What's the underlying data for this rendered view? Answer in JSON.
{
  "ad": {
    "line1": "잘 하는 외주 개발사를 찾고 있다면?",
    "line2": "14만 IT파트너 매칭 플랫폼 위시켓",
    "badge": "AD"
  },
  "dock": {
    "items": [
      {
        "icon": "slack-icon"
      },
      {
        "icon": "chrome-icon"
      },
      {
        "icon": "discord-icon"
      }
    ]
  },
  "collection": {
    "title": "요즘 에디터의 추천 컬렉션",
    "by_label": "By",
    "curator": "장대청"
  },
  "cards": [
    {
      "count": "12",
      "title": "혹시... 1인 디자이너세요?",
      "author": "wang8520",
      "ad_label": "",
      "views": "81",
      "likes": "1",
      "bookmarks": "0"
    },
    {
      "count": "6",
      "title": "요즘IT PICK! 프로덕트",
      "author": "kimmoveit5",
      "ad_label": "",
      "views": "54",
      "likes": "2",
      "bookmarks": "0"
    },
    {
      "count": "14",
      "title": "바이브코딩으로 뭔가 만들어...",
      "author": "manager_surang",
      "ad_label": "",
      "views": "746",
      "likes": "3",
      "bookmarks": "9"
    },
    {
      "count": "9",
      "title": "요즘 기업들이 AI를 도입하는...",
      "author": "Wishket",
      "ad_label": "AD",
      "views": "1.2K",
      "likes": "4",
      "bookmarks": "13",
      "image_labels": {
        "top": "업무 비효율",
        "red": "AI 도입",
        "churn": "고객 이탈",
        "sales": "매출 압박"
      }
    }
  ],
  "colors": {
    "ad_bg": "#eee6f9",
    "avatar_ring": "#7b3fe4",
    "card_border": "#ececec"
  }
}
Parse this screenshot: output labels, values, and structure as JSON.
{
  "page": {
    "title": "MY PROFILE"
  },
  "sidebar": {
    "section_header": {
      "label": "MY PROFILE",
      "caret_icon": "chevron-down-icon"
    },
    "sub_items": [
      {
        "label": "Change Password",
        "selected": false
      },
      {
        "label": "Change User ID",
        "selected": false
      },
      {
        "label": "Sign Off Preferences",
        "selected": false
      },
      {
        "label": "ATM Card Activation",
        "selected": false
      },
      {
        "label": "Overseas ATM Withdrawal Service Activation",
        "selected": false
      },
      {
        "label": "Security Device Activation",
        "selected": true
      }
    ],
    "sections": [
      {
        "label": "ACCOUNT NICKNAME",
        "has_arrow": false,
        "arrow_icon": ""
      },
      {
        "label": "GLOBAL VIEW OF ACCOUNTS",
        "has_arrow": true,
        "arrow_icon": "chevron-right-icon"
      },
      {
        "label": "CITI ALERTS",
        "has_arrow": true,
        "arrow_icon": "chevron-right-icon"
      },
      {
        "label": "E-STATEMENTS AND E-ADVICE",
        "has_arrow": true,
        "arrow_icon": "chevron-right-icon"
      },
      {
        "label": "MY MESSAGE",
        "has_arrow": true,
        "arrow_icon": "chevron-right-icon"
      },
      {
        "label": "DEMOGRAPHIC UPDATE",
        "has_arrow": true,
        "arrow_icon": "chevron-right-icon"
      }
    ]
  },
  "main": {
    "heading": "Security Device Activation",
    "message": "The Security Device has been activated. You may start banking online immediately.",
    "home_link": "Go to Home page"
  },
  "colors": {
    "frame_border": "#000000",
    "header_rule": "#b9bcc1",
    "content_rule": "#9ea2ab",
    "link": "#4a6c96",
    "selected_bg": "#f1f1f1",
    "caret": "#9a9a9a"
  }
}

- - -

• _EXERCISE DIRECTIONS_: Each entry above is to be quoted exactly.

• _OUTPUT_:
What's the underlying data for this rendered view? Answer in JSON.
{
  "ad": {
    "line1": "잘 하는 외주 개발사를 찾고 있다면?",
    "line2": "14만 IT파트너 매칭 플랫폼 위시켓",
    "badge": "AD"
  },
  "dock": {
    "items": [
      {
        "icon": "slack-icon"
      },
      {
        "icon": "chrome-icon"
      },
      {
        "icon": "discord-icon"
      }
    ]
  },
  "collection": {
    "title": "요즘 에디터의 추천 컬렉션",
    "by_label": "By",
    "curator": "장대청"
  },
  "cards": [
    {
      "count": "12",
      "title": "혹시... 1인 디자이너세요?",
      "author": "wang8520",
      "ad_label": "",
      "views": "81",
      "likes": "1",
      "bookmarks": "0"
    },
    {
      "count": "6",
      "title": "요즘IT PICK! 프로덕트",
      "author": "kimmoveit5",
      "ad_label": "",
      "views": "54",
      "likes": "2",
      "bookmarks": "0"
    },
    {
      "count": "14",
      "title": "바이브코딩으로 뭔가 만들어...",
      "author": "manager_surang",
      "ad_label": "",
      "views": "746",
      "likes": "3",
      "bookmarks": "9"
    },
    {
      "count": "9",
      "title": "요즘 기업들이 AI를 도입하는...",
      "author": "Wishket",
      "ad_label": "AD",
      "views": "1.2K",
      "likes": "4",
      "bookmarks": "13",
      "image_labels": {
        "top": "업무 비효율",
        "red": "AI 도입",
        "churn": "고객 이탈",
        "sales": "매출 압박"
      }
    }
  ],
  "colors": {
    "ad_bg": "#eee6f9",
    "avatar_ring": "#7b3fe4",
    "card_border": "#ececec"
  }
}
Parse this screenshot: output labels, values, and structure as JSON.
{
  "page": {
    "title": "MY PROFILE"
  },
  "sidebar": {
    "section_header": {
      "label": "MY PROFILE",
      "caret_icon": "chevron-down-icon"
    },
    "sub_items": [
      {
        "label": "Change Password",
        "selected": false
      },
      {
        "label": "Change User ID",
        "selected": false
      },
      {
        "label": "Sign Off Preferences",
        "selected": false
      },
      {
        "label": "ATM Card Activation",
        "selected": false
      },
      {
        "label": "Overseas ATM Withdrawal Service Activation",
        "selected": false
      },
      {
        "label": "Security Device Activation",
        "selected": true
      }
    ],
    "sections": [
      {
        "label": "ACCOUNT NICKNAME",
        "has_arrow": false,
        "arrow_icon": ""
      },
      {
        "label": "GLOBAL VIEW OF ACCOUNTS",
        "has_arrow": true,
        "arrow_icon": "chevron-right-icon"
      },
      {
        "label": "CITI ALERTS",
        "has_arrow": true,
        "arrow_icon": "chevron-right-icon"
      },
      {
        "label": "E-STATEMENTS AND E-ADVICE",
        "has_arrow": true,
        "arrow_icon": "chevron-right-icon"
      },
      {
        "label": "MY MESSAGE",
        "has_arrow": true,
        "arrow_icon": "chevron-right-icon"
      },
      {
        "label": "DEMOGRAPHIC UPDATE",
        "has_arrow": true,
        "arrow_icon": "chevron-right-icon"
      }
    ]
  },
  "main": {
    "heading": "Security Device Activation",
    "message": "The Security Device has been activated. You may start banking online immediately.",
    "home_link": "Go to Home page"
  },
  "colors": {
    "frame_border": "#000000",
    "header_rule": "#b9bcc1",
    "content_rule": "#9ea2ab",
    "link": "#4a6c96",
    "selected_bg": "#f1f1f1",
    "caret": "#9a9a9a"
  }
}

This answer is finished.